> _CHALLENGE_:
Retype the complete listing exactly as it appears.

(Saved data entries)
————

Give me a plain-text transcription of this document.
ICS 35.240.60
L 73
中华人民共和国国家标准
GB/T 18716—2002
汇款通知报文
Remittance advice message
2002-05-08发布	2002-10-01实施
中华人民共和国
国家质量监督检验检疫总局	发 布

————

> _SOLUTION_:
Give me a plain-text transcription of this document.
ICS 35.240.60
L 73
中华人民共和国国家标准
GB/T 18716—2002
汇款通知报文
Remittance advice message
2002-05-08发布	2002-10-01实施
中华人民共和国
国家质量监督检验检疫总局	发 布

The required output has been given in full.